WORK TO DO:
Filter the records below down to lines containing "sueños".

----- RECORDS -----

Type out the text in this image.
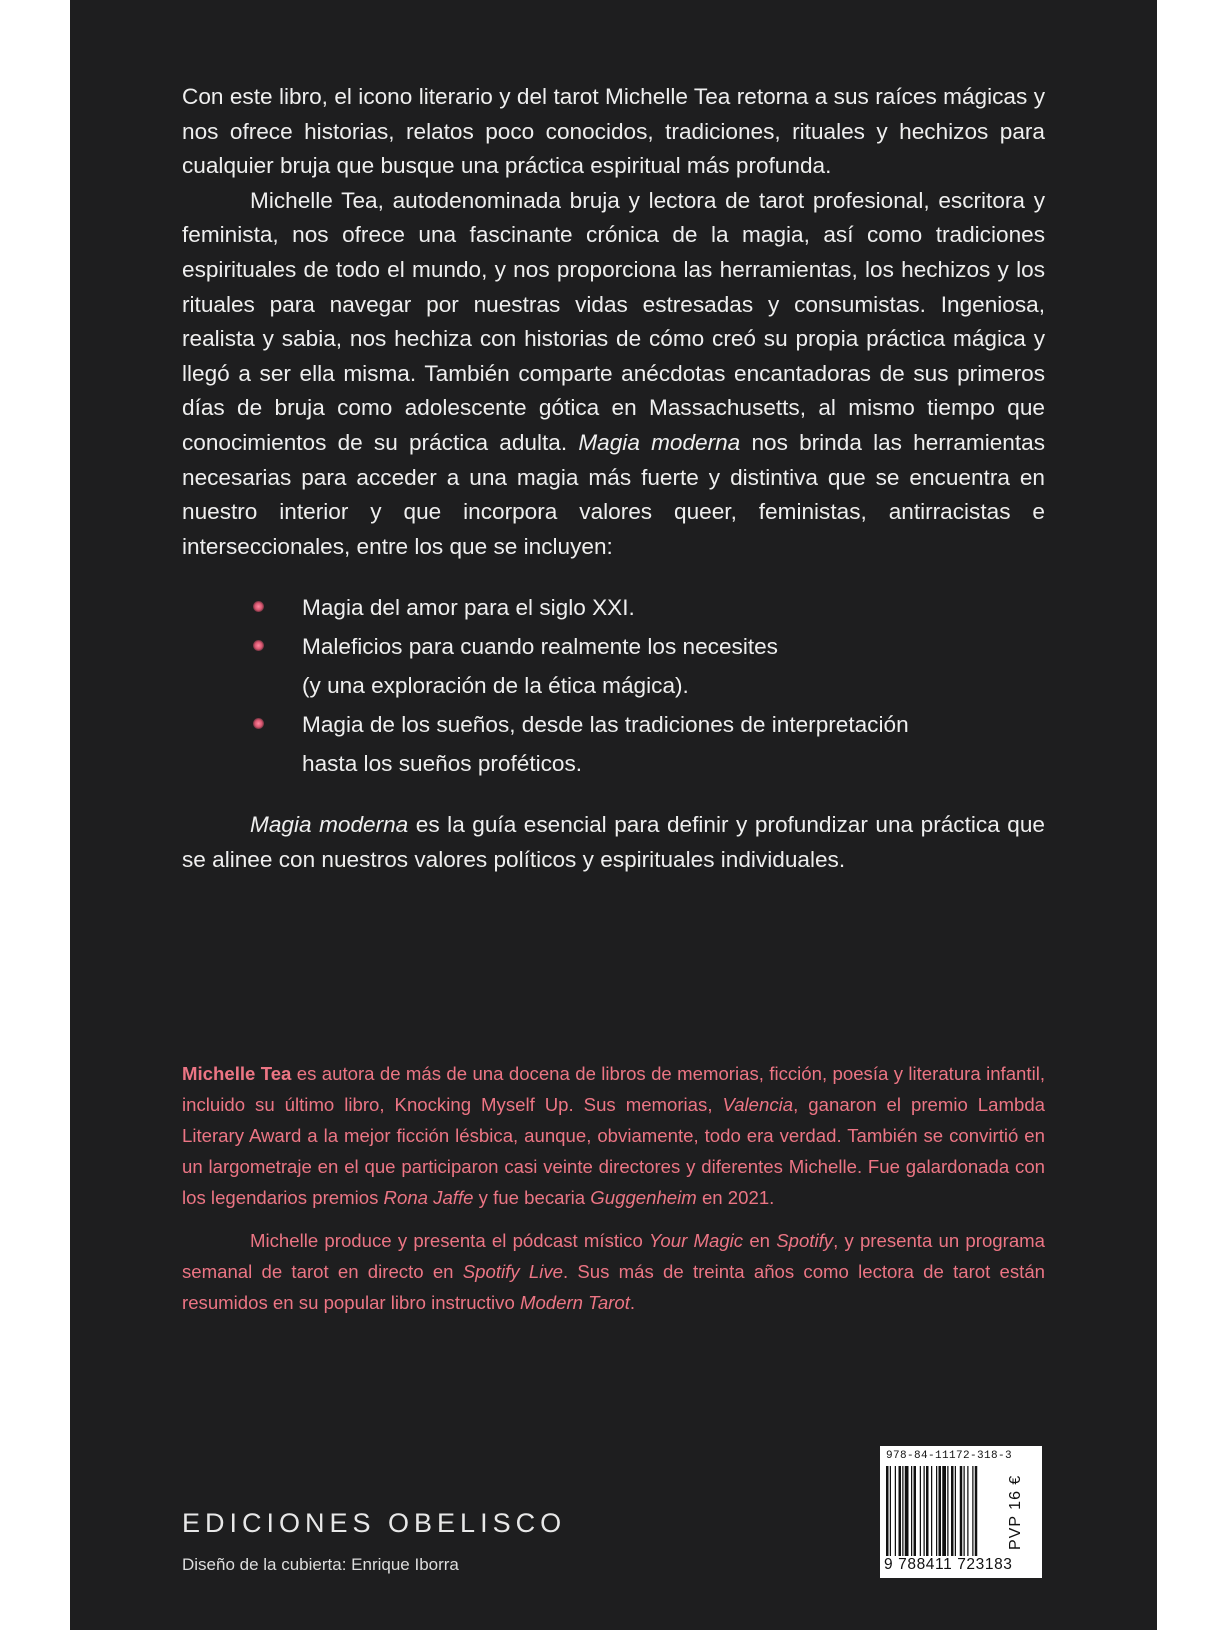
Con este libro, el icono literario y del tarot Michelle Tea retorna a sus raíces mágicas y nos ofrece historias, relatos poco conocidos, tradiciones, rituales y hechizos para cualquier bruja que busque una práctica espiritual más profunda.

Michelle Tea, autodenominada bruja y lectora de tarot profesional, escritora y feminista, nos ofrece una fascinante crónica de la magia, así como tradiciones espirituales de todo el mundo, y nos proporciona las herramientas, los hechizos y los rituales para navegar por nuestras vidas estresadas y consumistas. Ingeniosa, realista y sabia, nos hechiza con historias de cómo creó su propia práctica mágica y llegó a ser ella misma. También comparte anécdotas encantadoras de sus primeros días de bruja como adolescente gótica en Massachusetts, al mismo tiempo que conocimientos de su práctica adulta. Magia moderna nos brinda las herramientas necesarias para acceder a una magia más fuerte y distintiva que se encuentra en nuestro interior y que incorpora valores queer, feministas, antirracistas e interseccionales, entre los que se incluyen:

Magia del amor para el siglo XXI.
Maleficios para cuando realmente los necesites
(y una exploración de la ética mágica).
Magia de los sueños, desde las tradiciones de interpretación
hasta los sueños proféticos.

Magia moderna es la guía esencial para definir y profundizar una práctica que se alinee con nuestros valores políticos y espirituales individuales.

Michelle Tea es autora de más de una docena de libros de memorias, ficción, poesía y literatura infantil, incluido su último libro, Knocking Myself Up. Sus memorias, Valencia, ganaron el premio Lambda Literary Award a la mejor ficción lésbica, aunque, obviamente, todo era verdad. También se convirtió en un largometraje en el que participaron casi veinte directores y diferentes Michelle. Fue galardonada con los legendarios premios Rona Jaffe y fue becaria Guggenheim en 2021.

Michelle produce y presenta el pódcast místico Your Magic en Spotify, y presenta un programa semanal de tarot en directo en Spotify Live. Sus más de treinta años como lectora de tarot están resumidos en su popular libro instructivo Modern Tarot.

EDICIONES OBELISCO
Diseño de la cubierta: Enrique Iborra
978-84-11172-318-3
9 788411 723183
PVP 16 €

-----

RESULT BELOW:
Magia de los sueños, desde las tradiciones de interpretación
hasta los sueños proféticos.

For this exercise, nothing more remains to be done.